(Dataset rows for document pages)
+---+
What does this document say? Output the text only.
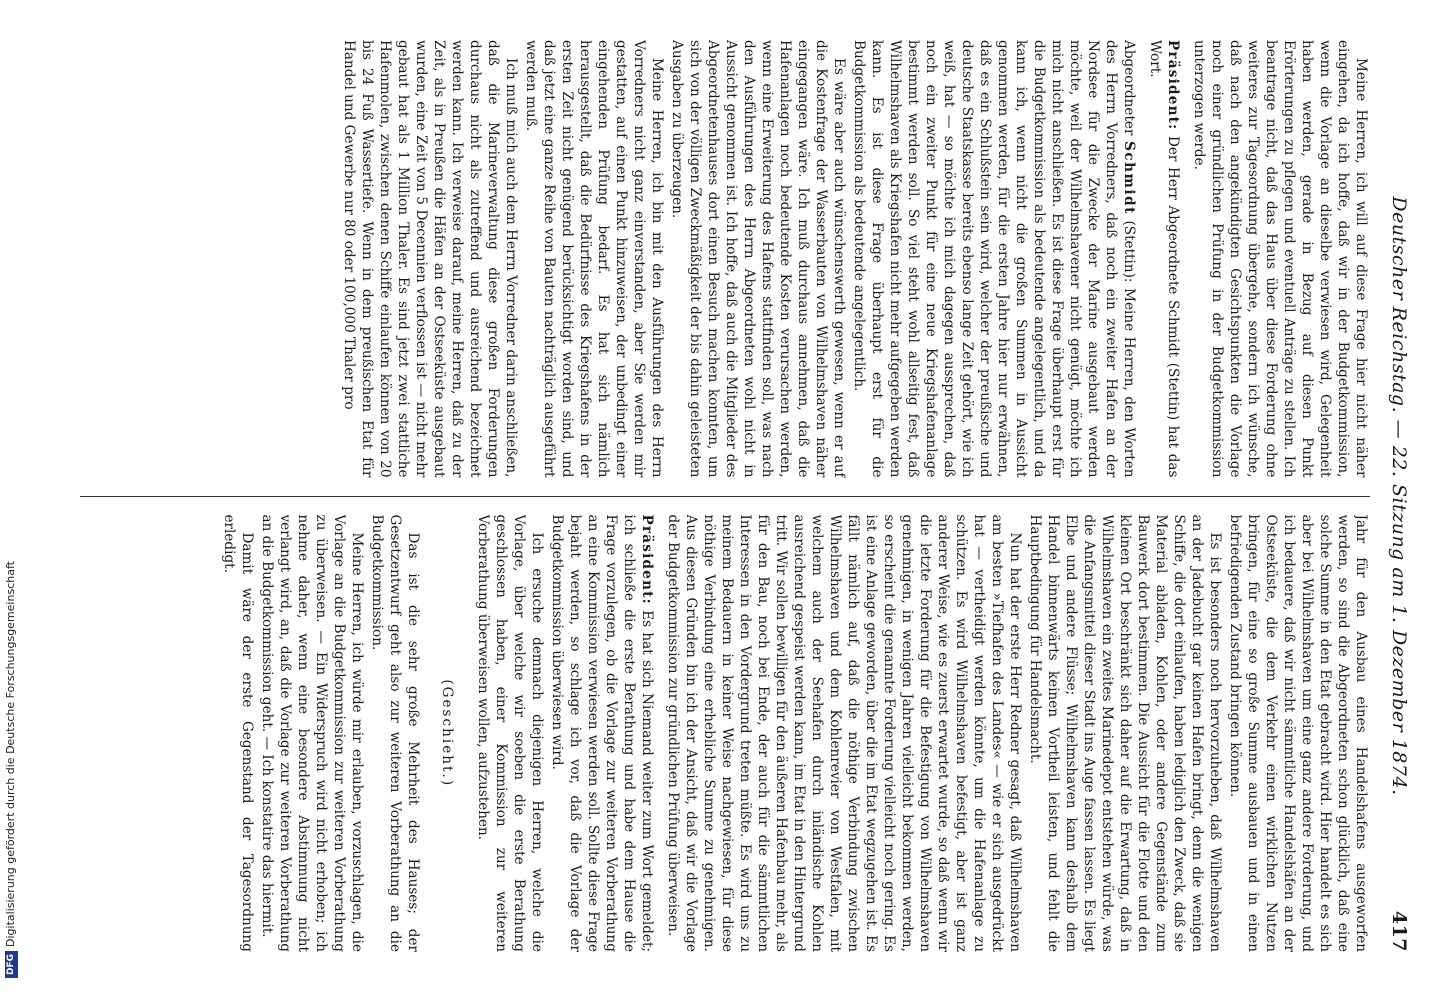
Deutscher Reichstag. — 22. Sitzung am 1. Dezember 1874.
417

Meine Herren, ich will auf diese Frage hier nicht näher eingehen, da ich hoffe, daß wir in der Budgetkommission, wenn die Vorlage an dieselbe verwiesen wird, Gelegenheit haben werden, gerade in Bezug auf diesen Punkt Erörterungen zu pflegen und eventuell Anträge zu stellen. Ich beantrage nicht, daß das Haus über diese Forderung ohne weiteres zur Tagesordnung übergehe, sondern ich wünsche, daß nach den angekündigten Gesichtspunkten die Vorlage noch einer gründlichen Prüfung in der Budgetkommission unterzogen werde.

Präsident: Der Herr Abgeordnete Schmidt (Stettin) hat das Wort.

Abgeordneter Schmidt (Stettin): Meine Herren, den Worten des Herrn Vorredners, daß noch ein zweiter Hafen an der Nordsee für die Zwecke der Marine ausgebaut werden möchte, weil der Wilhelmshavener nicht genügt, möchte ich mich nicht anschließen. Es ist diese Frage überhaupt erst für die Budgetkommission als bedeutende angelegentlich, und da kann ich, wenn nicht die großen Summen in Aussicht genommen werden, für die ersten Jahre hier nur erwähnen, daß es ein Schlußstein sein wird, welcher der preußische und deutsche Staatskasse bereits ebenso lange Zeit gehört, wie ich weiß, hat — so möchte ich mich dagegen aussprechen, daß noch ein zweiter Punkt für eine neue Kriegshafenanlage bestimmt werden soll. So viel steht wohl allseitig fest, daß Wilhelmshaven als Kriegshafen nicht mehr aufgegeben werden kann. Es ist diese Frage überhaupt erst für die Budgetkommission als bedeutende angelegentlich.

Es wäre aber auch wünschenswerth gewesen, wenn er auf die Kostenfrage der Wasserbauten von Wilhelmshaven näher eingegangen wäre. Ich muß durchaus annehmen, daß die Hafenanlagen noch bedeutende Kosten verursachen werden, wenn eine Erweiterung des Hafens stattfinden soll, was nach den Ausführungen des Herrn Abgeordneten wohl nicht in Aussicht genommen ist. Ich hoffe, daß auch die Mitglieder des Abgeordnetenhauses dort einen Besuch machen konnten, um sich von der völligen Zweckmäßigkeit der bis dahin geleisteten Ausgaben zu überzeugen.

Meine Herren, ich bin mit den Ausführungen des Herrn Vorredners nicht ganz einverstanden, aber Sie werden mir gestatten, auf einen Punkt hinzuweisen, der unbedingt einer eingehenden Prüfung bedarf. Es hat sich nämlich herausgestellt, daß die Bedürfnisse des Kriegshafens in der ersten Zeit nicht genügend berücksichtigt worden sind, und daß jetzt eine ganze Reihe von Bauten nachträglich ausgeführt werden muß.

Ich muß mich auch dem Herrn Vorredner darin anschließen, daß die Marineverwaltung diese großen Forderungen durchaus nicht als zutreffend und ausreichend bezeichnet werden kann. Ich verweise darauf, meine Herren, daß zu der Zeit, als in Preußen die Häfen an der Ostseeküste ausgebaut wurden, eine Zeit von 5 Decennien verflossen ist — nicht mehr gebaut hat als 1 Million Thaler. Es sind jetzt zwei stattliche Hafenmolen, zwischen denen Schiffe einlaufen können von 20 bis 24 Fuß Wassertiefe. Wenn in dem preußischen Etat für Handel und Gewerbe nur 80 oder 100,000 Thaler pro

Jahr für den Ausbau eines Handelshafens ausgeworfen werden, so sind die Abgeordneten schon glücklich, daß eine solche Summe in den Etat gebracht wird. Hier handelt es sich aber bei Wilhelmshaven um eine ganz andere Forderung, und ich bedauere, daß wir nicht sämmtliche Handelshäfen an der Ostseeküste, die dem Verkehr einen wirklichen Nutzen bringen, für eine so große Summe ausbauen und in einen befriedigenden Zustand bringen können.

Es ist besonders noch hervorzuheben, daß Wilhelmshaven an der Jadebucht gar keinen Hafen bringt, denn die wenigen Schiffe, die dort einlaufen, haben lediglich den Zweck, daß sie Material abladen, Kohlen, oder andere Gegenstände zum Bauwerk dort bestimmen. Die Aussicht für die Flotte und den kleinen Ort beschränkt sich daher auf die Erwartung, daß in Wilhelmshaven ein zweites Marinedepot entstehen würde, was die Anfangsmittel dieser Stadt ins Auge fassen lassen. Es liegt Elbe und andere Flüsse; Wilhelmshaven kann deshalb dem Handel binnenwärts keinen Vortheil leisten, und fehlt die Hauptbedingung für Handelsmacht.

Nun hat der erste Herr Redner gesagt, daß Wilhelmshaven am besten »Tiefhafen des Landes« — wie er sich ausgedrückt hat — vertheidigt werden könnte, um die Hafenanlage zu schützen. Es wird Wilhelmshaven befestigt, aber ist ganz anderer Weise, wie es zuerst erwartet wurde, so daß wenn wir die letzte Forderung für die Befestigung von Wilhelmshaven genehmigen, in wenigen Jahren vielleicht bekommen werden, so erscheint die genannte Forderung vielleicht noch gering. Es ist eine Anlage geworden, über die im Etat wegzugehen ist. Es fällt nämlich auf, daß die nöthige Verbindung zwischen Wilhelmshaven und dem Kohlenrevier von Westfalen, mit welchem auch der Seehafen durch inländische Kohlen ausreichend gespeist werden kann, im Etat in den Hintergrund tritt. Wir sollen bewilligen für den äußeren Hafenbau mehr, als für den Bau, noch bei Ende, der auch für die sämmtlichen Interessen in den Vordergrund treten müßte. Es wird uns zu meinem Bedauern in keiner Weise nachgewiesen, für diese nöthige Verbindung eine erhebliche Summe zu genehmigen. Aus diesen Gründen bin ich der Ansicht, daß wir die Vorlage der Budgetkommission zur gründlichen Prüfung überweisen.

Präsident: Es hat sich Niemand weiter zum Wort gemeldet; ich schließe die erste Berathung und habe dem Hause die Frage vorzulegen, ob die Vorlage zur weiteren Vorberathung an eine Kommission verwiesen werden soll. Sollte diese Frage bejaht werden, so schlage ich vor, daß die Vorlage der Budgetkommission überwiesen wird.

Ich ersuche demnach diejenigen Herren, welche die Vorlage, über welche wir soeben die erste Berathung geschlossen haben, einer Kommission zur weiteren Vorberathung überweisen wollen, aufzustehen.

(Geschieht.)

Das ist die sehr große Mehrheit des Hauses; der Gesetzentwurf geht also zur weiteren Vorberathung an die Budgetkommission.

Meine Herren, ich würde mir erlauben, vorzuschlagen, die Vorlage an die Budgetkommission zur weiteren Vorberathung zu überweisen. — Ein Widerspruch wird nicht erhoben; ich nehme daher, wenn eine besondere Abstimmung nicht verlangt wird, an, daß die Vorlage zur weiteren Vorberathung an die Budgetkommission geht. — Ich konstatire das hiermit.

Damit wäre der erste Gegenstand der Tagesordnung erledigt.

DFGDigitalisierung gefördert durch die Deutsche Forschungsgemeinschaft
+---+
== Exercise instructions ==
In the data above, find each line that uses the string "wenigen". Copy it.

== Result of the exercise ==
Es ist besonders noch hervorzuheben, daß Wilhelmshaven an der Jadebucht gar keinen Hafen bringt, denn die wenigen Schiffe, die dort einlaufen, haben lediglich den Zweck, daß sie Material abladen, Kohlen, oder andere Gegenstände zum Bauwerk dort bestimmen. Die Aussicht für die Flotte und den kleinen Ort beschränkt sich daher auf die Erwartung, daß in Wilhelmshaven ein zweites Marinedepot entstehen würde, was die Anfangsmittel dieser Stadt ins Auge fassen lassen. Es liegt Elbe und andere Flüsse; Wilhelmshaven kann deshalb dem Handel binnenwärts keinen Vortheil leisten, und fehlt die Hauptbedingung für Handelsmacht.
Nun hat der erste Herr Redner gesagt, daß Wilhelmshaven am besten »Tiefhafen des Landes« — wie er sich ausgedrückt hat — vertheidigt werden könnte, um die Hafenanlage zu schützen. Es wird Wilhelmshaven befestigt, aber ist ganz anderer Weise, wie es zuerst erwartet wurde, so daß wenn wir die letzte Forderung für die Befestigung von Wilhelmshaven genehmigen, in wenigen Jahren vielleicht bekommen werden, so erscheint die genannte Forderung vielleicht noch gering. Es ist eine Anlage geworden, über die im Etat wegzugehen ist. Es fällt nämlich auf, daß die nöthige Verbindung zwischen Wilhelmshaven und dem Kohlenrevier von Westfalen, mit welchem auch der Seehafen durch inländische Kohlen ausreichend gespeist werden kann, im Etat in den Hintergrund tritt. Wir sollen bewilligen für den äußeren Hafenbau mehr, als für den Bau, noch bei Ende, der auch für die sämmtlichen Interessen in den Vordergrund treten müßte. Es wird uns zu meinem Bedauern in keiner Weise nachgewiesen, für diese nöthige Verbindung eine erhebliche Summe zu genehmigen. Aus diesen Gründen bin ich der Ansicht, daß wir die Vorlage der Budgetkommission zur gründlichen Prüfung überweisen.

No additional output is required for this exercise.